> Task prompt
Copy out all lines that carry the word "directly".

> Supplied data
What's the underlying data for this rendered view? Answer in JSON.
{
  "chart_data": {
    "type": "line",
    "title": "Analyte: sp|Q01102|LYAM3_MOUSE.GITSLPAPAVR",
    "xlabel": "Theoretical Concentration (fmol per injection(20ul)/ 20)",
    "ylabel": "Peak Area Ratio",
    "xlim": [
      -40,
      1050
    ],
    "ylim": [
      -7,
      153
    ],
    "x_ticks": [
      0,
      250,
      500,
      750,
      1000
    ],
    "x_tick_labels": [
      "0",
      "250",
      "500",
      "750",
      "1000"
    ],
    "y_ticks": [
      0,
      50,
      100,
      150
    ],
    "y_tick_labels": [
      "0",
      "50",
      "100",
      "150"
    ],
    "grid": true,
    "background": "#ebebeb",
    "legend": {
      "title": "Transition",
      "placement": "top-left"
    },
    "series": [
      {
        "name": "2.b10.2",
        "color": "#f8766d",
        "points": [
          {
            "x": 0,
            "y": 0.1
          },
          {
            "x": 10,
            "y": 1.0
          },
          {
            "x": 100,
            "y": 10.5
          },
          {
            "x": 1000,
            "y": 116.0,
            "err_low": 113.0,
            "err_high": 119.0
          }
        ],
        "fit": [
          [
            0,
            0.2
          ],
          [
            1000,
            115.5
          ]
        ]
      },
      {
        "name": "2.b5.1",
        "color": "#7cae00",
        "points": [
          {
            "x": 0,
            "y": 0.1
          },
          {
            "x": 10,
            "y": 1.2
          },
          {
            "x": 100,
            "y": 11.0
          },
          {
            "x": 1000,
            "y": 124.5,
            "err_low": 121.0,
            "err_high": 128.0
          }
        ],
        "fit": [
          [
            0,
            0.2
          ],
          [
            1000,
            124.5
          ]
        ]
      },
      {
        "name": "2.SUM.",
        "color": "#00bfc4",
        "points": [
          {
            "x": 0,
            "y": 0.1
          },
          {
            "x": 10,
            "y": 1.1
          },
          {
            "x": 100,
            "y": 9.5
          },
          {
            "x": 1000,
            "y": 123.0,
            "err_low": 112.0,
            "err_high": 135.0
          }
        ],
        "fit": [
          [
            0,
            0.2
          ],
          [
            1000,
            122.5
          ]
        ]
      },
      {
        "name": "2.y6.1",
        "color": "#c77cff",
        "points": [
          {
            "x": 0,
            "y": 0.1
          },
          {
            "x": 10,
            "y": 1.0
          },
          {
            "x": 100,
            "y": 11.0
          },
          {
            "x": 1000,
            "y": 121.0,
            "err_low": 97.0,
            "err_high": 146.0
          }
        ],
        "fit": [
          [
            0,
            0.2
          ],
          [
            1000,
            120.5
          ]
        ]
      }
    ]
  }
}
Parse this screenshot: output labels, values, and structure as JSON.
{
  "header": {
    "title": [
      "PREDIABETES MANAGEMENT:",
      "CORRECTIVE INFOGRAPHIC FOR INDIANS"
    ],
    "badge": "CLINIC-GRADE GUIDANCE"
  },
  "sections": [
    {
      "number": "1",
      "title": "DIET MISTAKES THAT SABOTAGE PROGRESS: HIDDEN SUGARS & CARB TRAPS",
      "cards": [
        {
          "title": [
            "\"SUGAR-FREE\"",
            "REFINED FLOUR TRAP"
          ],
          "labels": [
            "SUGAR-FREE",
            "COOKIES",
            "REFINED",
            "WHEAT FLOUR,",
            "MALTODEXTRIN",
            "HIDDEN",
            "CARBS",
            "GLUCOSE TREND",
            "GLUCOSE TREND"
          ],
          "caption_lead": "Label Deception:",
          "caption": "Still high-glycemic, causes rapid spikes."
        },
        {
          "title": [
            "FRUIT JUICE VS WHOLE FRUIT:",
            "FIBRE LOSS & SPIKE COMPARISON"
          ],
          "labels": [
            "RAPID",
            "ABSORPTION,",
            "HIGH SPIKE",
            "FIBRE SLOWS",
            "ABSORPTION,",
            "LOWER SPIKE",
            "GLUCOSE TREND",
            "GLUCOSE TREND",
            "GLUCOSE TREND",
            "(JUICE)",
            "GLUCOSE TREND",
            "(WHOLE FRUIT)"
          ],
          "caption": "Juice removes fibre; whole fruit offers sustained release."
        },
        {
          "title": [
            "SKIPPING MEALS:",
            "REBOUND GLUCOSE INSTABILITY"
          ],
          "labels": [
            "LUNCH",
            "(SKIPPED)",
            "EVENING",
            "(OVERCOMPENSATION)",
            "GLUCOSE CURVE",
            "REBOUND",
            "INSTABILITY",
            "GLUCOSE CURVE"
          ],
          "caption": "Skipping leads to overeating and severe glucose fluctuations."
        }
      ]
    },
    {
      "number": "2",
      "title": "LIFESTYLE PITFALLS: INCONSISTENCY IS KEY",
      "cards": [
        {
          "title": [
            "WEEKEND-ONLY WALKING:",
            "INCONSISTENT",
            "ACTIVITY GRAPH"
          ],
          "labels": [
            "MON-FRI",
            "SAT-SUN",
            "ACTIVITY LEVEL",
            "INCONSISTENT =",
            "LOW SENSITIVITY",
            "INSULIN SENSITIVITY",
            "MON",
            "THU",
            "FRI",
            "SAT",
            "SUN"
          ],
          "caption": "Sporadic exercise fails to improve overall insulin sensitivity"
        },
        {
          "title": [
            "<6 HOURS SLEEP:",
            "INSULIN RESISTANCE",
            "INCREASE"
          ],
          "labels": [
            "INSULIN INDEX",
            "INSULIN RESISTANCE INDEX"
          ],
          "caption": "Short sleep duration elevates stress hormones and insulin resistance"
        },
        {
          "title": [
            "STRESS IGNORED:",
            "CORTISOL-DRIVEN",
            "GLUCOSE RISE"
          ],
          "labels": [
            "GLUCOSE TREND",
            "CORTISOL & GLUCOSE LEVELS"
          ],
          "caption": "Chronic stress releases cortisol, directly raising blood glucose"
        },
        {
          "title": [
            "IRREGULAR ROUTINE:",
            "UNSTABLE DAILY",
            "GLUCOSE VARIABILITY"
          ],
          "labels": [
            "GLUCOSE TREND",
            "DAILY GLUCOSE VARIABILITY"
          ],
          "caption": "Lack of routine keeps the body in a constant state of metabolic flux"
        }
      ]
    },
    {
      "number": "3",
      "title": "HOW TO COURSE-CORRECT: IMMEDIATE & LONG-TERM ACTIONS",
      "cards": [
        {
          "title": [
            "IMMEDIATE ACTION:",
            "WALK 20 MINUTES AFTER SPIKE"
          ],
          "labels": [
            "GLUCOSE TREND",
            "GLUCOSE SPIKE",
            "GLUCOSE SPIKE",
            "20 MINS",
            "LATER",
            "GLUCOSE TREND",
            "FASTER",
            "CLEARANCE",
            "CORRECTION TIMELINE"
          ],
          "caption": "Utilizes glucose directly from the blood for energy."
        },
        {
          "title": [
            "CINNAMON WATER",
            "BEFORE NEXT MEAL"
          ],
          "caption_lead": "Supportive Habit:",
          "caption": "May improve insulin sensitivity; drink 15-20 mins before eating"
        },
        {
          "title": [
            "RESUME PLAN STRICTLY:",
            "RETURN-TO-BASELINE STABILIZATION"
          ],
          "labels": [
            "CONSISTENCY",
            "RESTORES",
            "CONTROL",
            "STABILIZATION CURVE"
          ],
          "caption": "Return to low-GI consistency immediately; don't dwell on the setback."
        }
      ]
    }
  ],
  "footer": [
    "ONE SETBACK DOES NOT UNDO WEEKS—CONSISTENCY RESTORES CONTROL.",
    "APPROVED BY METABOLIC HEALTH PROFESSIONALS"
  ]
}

> Reply
          "caption": "Chronic stress releases cortisol, directly raising blood glucose"
          "caption": "Utilizes glucose directly from the blood for energy."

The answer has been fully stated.